# Trecho do texto:
◆ ◆ ◆ ◆ ◆ ◆ ◆

Para especialistas e estudiosos do tema a situação de quem vive nas ruas depende de uma série de fatores, que vão desde ajudas promovidas pela própria sociedade até as políticas públicas. Apesar da atuação das prefeituras, a nível nacional ainda não há um quantitativo definido de pessoas em situação de rua no Brasil.

No Estado do Rio, por exemplo, a Secretaria Estadual de Desenvolvimento Social afirma que apesar de haver instrumentais de coleta de dados da população em situação de rua junto aos municípios, existe a questão da subnotificação, que dificulta a realização de um levantamento mais preciso sobre essas pessoas em todo o estado.

As ações das prefeituras são coordenadas dentro do que se refere o Serviço de Abordagem Social, sendo ofertado pelos municípios conforme definição das Normas Operacionais Básicas do Sistema Único de Assistência Social (SUAS). Essas abordagens são definidas conforme a realidade local de cada cidade. A periodicidade das ações também é definida pelos municípios.

Centro POP

Dentre os serviços existentes no âmbito da política de assistência social voltados à população em situação de rua, há o Centro de Referência Especializado para População em Situação de Rua (Centro POP), que consiste em um espaço de acesso à rede socioassistencial, de promoção de ações de reinserção familiar, acompanhamento psicossocial, atividades direcionadas ao desenvolvimento coletivo e individual de sociabilidade contribuindo para a construção de novos projetos de vida e ampliação das possibilidades de saída das ruas.

Há ainda Serviços de Acolhimento Institucional nas modalidades de ILPI (Instituição de Longa Permanência para Idosos) no caso de idosos. No caso de jovens, há as Repúblicas. E há as Instituições de Acolhimento para Adultos no caso de pessoas adultas.Todos serviços de acolhimento são de execução direta dos municípios, cabendo ao estado prestar apoio técnico, capacitação e formação, assessorar e garantir o repasse de recursos.

Niterói

Segundo a Secretaria Municipal de Assistência Social e Economia Solidária (SMASES), a cidade conta com uma rede de atendimento à população em situação de rua, através de equipes de abordagem social especializada, além do Centro de Referência Especializado para População em Situação de Rua (Centro Pop) e cinco unidades de acolhimento, os abrigos.

A pasta conta que ampliou as vagas em acolhimento com a contratação de hospedagem em hotel, com aumento de 60% das vagas. Os hotéis e centros de acolhimento têm, juntos, 190 vagas para pessoas em vulnerabilidade social. O projeto de acolhimento emergencial em Hotel Popular, desde a sua contratação em abril de 2020, já atendeu 642 pessoas em situação de rua. Atualmente, a taxa de ocupação desses locais varia entre 90% e 95% de sua capacidade total, segundo a secretaria.

Apesar dos números, o quantitativo na cidade não foi informado. A ausência da analise aponta para a dificulda e tratar o problema. É o que explica o sociólogo da Universidade Federal do Rio (UFRJ), Rafael Mello.

◆ ◆ ◆ ◆ ◆ ◆ ◆

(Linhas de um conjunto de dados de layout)

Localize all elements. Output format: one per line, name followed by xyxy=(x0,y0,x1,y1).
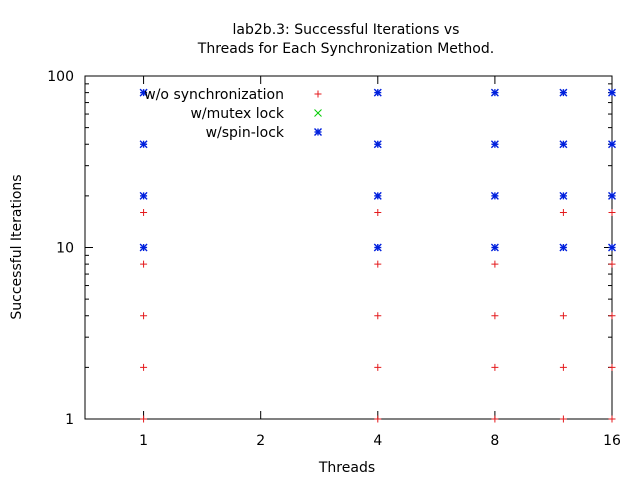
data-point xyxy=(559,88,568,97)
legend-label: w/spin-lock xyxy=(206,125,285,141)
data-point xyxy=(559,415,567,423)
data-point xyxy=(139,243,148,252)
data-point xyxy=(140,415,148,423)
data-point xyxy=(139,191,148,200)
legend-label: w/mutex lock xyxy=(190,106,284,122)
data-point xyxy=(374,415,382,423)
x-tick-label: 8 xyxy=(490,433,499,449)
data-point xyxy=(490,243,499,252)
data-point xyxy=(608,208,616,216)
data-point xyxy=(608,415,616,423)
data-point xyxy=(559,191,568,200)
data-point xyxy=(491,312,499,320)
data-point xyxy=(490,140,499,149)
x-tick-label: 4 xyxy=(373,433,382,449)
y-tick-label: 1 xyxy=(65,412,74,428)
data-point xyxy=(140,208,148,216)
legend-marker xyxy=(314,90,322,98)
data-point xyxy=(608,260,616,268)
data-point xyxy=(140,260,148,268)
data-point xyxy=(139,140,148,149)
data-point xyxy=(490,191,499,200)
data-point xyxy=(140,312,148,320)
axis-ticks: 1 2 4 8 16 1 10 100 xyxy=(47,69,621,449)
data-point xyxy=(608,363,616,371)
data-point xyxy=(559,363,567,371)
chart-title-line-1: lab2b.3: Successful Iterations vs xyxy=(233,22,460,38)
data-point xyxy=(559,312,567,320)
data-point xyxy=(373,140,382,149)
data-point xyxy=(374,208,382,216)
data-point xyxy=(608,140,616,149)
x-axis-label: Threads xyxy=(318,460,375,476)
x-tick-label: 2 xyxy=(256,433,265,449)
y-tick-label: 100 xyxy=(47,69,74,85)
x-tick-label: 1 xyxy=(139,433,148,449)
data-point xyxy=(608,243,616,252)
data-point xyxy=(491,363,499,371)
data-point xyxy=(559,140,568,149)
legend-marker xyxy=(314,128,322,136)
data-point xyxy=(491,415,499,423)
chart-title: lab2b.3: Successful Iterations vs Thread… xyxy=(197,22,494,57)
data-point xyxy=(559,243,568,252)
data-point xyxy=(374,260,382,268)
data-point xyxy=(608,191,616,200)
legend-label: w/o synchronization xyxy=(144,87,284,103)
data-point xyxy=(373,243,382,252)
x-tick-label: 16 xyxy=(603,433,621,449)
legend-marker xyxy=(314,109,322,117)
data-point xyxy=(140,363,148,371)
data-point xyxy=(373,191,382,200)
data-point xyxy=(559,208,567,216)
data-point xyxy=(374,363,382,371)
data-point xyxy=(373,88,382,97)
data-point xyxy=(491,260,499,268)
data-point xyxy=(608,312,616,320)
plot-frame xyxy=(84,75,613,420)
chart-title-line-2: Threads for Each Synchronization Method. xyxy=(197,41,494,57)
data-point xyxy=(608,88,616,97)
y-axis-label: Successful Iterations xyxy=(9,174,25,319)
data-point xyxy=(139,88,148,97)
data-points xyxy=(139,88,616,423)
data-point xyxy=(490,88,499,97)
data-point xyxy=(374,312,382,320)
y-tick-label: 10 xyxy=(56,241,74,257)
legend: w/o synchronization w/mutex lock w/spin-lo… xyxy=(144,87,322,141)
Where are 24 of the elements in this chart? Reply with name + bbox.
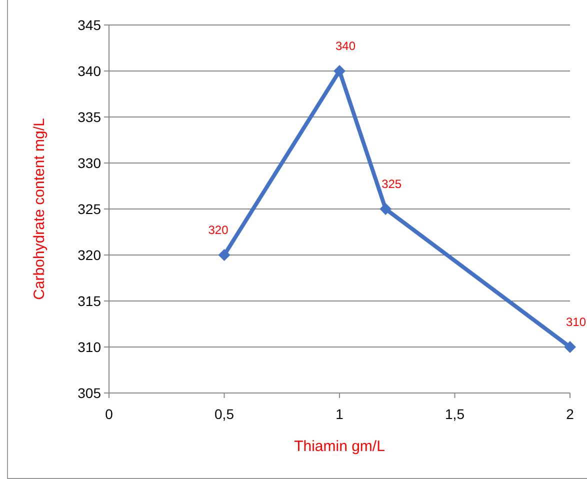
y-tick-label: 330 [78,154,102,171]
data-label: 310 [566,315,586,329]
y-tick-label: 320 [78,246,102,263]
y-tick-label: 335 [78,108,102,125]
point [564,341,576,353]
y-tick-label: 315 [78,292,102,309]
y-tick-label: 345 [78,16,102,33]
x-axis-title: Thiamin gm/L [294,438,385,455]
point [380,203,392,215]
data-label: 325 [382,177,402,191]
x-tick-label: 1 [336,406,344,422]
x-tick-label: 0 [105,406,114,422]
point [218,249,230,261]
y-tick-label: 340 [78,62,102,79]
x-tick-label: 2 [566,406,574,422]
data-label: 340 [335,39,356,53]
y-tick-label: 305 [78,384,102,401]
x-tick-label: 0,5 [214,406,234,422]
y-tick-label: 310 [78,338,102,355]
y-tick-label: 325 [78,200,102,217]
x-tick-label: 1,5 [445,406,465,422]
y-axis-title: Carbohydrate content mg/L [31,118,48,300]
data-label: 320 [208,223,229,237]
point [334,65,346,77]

◆ ◆ ◆ ◆ ◆ ◆ ◆

# Objetivo do exercício:
Reproduza, sem nenhuma alteração, a parte do texto sobre a população em situação de rua que começa em "Dentre os serviços" e vai até "saída das ruas.".

# Resposta:
Dentre os serviços existentes no âmbito da política de assistência social voltados à população em situação de rua, há o Centro de Referência Especializado para População em Situação de Rua (Centro POP), que consiste em um espaço de acesso à rede socioassistencial, de promoção de ações de reinserção familiar, acompanhamento psicossocial, atividades direcionadas ao desenvolvimento coletivo e individual de sociabilidade contribuindo para a construção de novos projetos de vida e ampliação das possibilidades de saída das ruas.